To be done: Identify every line in the records below that contains the word "content", and copy each of those lines.

### Entries shown

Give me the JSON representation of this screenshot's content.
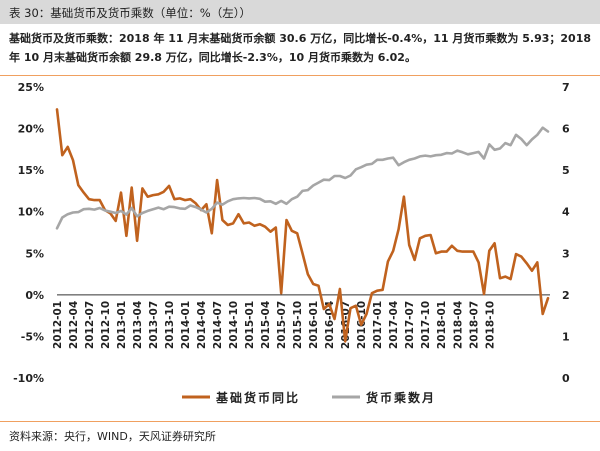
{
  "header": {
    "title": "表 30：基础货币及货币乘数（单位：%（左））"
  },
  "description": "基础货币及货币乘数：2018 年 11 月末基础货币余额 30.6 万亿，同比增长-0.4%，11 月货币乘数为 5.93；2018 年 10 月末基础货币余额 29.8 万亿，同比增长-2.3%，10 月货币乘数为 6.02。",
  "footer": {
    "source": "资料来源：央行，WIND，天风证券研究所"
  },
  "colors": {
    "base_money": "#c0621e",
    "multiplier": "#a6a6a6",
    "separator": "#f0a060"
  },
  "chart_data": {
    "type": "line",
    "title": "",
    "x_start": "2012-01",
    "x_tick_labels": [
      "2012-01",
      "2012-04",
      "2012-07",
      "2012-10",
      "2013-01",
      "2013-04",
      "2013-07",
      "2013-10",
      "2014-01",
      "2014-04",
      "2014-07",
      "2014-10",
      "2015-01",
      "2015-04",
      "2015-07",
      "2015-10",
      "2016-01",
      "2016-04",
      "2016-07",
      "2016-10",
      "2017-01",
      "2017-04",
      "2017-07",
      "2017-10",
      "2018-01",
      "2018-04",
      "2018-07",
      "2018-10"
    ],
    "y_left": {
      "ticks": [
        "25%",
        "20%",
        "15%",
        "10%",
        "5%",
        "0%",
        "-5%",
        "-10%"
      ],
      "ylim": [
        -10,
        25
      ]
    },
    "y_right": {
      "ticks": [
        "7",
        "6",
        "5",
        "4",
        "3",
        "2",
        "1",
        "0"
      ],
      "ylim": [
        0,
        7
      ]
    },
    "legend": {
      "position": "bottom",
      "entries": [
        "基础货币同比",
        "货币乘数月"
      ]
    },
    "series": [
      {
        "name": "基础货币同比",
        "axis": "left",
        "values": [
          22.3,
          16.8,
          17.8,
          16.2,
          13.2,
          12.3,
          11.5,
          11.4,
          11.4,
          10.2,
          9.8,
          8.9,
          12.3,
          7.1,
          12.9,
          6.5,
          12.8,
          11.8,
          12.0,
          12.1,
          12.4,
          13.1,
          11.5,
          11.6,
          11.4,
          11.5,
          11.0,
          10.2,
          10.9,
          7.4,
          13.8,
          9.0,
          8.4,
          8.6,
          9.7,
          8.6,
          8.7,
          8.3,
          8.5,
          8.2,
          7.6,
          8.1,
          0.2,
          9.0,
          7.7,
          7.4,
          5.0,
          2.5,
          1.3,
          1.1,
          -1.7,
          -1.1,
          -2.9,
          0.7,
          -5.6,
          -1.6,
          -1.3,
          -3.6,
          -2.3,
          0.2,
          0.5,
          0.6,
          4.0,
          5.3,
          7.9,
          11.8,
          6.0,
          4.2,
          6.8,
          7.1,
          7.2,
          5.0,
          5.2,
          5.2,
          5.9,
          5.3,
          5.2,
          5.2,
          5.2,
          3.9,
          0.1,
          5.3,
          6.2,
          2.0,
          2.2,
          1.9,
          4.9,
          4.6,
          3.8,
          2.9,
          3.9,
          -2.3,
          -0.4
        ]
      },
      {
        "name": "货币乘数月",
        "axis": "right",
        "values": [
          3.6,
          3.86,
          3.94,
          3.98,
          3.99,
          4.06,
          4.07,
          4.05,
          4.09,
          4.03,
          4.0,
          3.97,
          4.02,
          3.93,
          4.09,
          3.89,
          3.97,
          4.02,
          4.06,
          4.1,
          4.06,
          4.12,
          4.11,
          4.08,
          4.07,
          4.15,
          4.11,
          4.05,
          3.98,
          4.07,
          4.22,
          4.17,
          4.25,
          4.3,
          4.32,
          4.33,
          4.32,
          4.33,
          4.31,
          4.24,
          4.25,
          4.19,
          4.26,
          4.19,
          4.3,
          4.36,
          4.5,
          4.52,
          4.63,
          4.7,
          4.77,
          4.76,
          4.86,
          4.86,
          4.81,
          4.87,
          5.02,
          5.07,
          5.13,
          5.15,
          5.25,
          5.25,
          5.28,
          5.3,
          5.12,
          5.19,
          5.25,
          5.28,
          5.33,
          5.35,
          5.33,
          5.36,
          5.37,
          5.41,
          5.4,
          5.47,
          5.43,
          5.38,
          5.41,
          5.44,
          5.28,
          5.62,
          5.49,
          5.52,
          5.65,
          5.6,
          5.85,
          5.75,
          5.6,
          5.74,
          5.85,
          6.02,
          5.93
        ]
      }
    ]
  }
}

######
### Entries shown

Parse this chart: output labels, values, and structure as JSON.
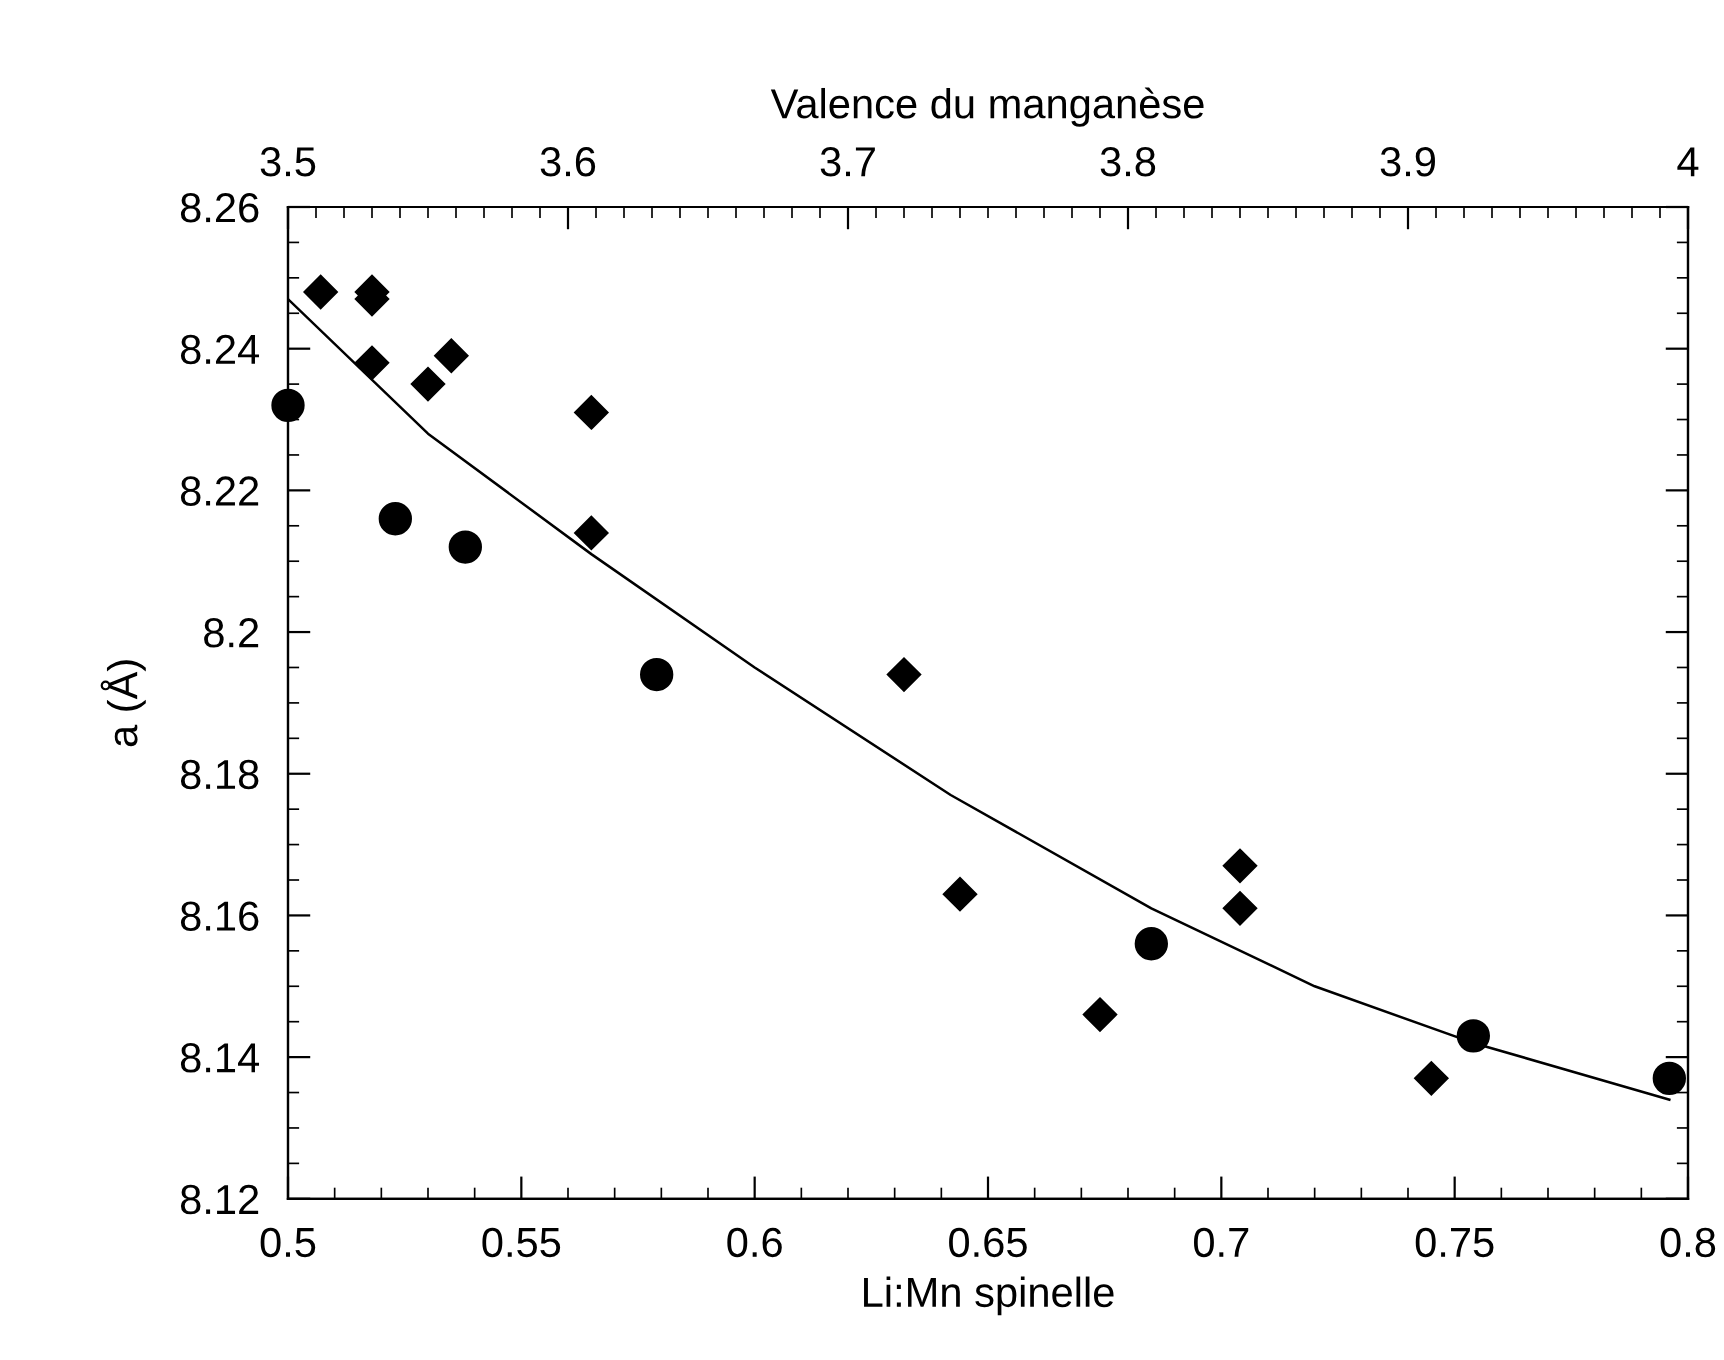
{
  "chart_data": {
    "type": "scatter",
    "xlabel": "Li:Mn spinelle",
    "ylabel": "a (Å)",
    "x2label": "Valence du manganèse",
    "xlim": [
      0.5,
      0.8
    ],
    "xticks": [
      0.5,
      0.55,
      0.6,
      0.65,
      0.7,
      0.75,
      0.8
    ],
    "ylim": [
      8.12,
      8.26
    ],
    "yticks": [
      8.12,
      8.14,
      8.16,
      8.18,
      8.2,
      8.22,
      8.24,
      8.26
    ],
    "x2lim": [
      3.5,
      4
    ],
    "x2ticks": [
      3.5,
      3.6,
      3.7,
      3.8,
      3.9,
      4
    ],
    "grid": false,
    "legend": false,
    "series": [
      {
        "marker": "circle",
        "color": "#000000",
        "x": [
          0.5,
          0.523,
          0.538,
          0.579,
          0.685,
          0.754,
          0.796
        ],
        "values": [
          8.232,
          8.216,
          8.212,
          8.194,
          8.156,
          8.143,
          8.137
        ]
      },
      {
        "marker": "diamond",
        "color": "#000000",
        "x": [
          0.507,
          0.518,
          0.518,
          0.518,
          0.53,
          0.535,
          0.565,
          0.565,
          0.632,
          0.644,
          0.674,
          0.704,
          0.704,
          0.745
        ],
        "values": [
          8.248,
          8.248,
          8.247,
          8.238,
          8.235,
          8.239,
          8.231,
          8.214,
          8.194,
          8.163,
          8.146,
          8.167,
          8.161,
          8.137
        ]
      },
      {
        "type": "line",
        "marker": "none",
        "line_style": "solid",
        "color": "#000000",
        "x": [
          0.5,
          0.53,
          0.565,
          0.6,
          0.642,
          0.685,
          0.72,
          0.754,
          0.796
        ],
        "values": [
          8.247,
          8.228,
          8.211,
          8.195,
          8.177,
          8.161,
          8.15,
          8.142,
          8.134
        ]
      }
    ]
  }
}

######
### Entries shown

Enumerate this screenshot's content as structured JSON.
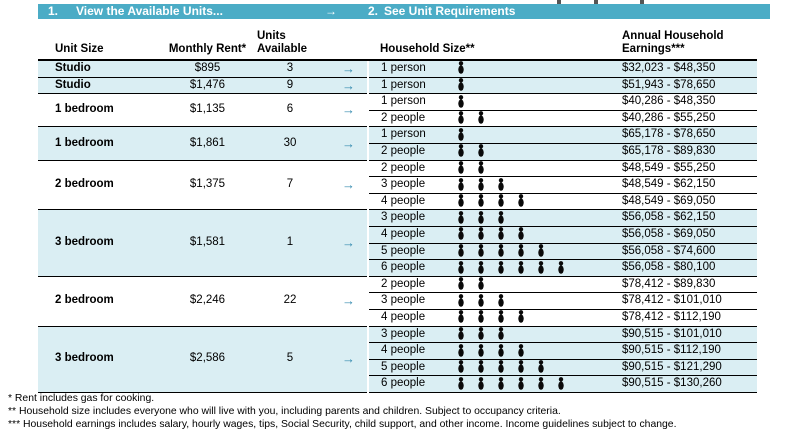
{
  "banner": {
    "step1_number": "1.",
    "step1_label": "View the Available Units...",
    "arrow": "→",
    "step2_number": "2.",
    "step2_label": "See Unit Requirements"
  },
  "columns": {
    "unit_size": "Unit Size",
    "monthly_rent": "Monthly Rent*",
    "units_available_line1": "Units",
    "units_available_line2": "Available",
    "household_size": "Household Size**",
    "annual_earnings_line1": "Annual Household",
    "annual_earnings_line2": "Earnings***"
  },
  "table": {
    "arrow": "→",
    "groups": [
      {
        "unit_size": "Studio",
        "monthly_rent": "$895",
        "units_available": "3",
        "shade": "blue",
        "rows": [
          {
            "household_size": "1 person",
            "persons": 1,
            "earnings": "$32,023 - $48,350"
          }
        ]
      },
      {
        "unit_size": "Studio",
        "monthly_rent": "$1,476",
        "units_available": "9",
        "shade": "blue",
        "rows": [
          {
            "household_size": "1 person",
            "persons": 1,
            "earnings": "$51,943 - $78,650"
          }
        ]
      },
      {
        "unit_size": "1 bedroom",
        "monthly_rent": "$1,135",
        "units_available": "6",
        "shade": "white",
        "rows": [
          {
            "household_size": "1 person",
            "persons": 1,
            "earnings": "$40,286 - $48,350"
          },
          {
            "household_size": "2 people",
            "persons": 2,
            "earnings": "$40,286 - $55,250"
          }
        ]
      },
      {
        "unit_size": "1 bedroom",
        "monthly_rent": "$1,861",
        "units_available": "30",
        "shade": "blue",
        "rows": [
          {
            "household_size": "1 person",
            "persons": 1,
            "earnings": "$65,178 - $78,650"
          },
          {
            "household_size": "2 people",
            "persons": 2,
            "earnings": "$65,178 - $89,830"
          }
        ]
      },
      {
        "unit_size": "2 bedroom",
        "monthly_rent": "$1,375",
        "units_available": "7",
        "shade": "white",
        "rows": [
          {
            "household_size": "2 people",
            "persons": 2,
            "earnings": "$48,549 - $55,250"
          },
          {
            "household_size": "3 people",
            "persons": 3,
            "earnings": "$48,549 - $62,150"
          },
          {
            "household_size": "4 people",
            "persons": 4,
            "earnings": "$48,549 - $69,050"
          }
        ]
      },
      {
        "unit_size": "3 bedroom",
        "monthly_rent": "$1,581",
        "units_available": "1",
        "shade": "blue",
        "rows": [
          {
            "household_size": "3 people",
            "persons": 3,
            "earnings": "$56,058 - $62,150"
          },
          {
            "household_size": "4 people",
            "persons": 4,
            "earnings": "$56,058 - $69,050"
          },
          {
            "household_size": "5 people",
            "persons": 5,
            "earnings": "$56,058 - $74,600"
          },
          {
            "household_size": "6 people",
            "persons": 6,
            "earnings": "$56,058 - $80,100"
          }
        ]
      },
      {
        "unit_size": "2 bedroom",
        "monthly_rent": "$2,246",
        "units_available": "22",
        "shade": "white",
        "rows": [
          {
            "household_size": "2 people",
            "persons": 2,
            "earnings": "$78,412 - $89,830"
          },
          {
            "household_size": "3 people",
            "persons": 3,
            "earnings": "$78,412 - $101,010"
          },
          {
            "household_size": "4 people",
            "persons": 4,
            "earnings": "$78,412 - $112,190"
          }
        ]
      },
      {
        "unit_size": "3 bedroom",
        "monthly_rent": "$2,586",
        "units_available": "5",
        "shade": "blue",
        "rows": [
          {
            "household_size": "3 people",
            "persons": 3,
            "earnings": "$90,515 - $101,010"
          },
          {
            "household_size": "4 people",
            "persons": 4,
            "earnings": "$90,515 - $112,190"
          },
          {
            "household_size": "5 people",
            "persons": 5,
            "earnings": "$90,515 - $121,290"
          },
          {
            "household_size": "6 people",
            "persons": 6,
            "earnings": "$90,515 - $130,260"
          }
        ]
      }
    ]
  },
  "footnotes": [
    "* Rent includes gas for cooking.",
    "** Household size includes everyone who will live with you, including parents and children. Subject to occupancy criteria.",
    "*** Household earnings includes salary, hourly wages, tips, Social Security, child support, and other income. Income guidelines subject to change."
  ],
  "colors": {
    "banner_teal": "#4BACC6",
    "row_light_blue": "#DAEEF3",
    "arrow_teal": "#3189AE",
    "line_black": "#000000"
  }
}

######

The reply:
Give me the JSON representation of this screenshot's content.
Enumerate this screenshot's content as structured JSON.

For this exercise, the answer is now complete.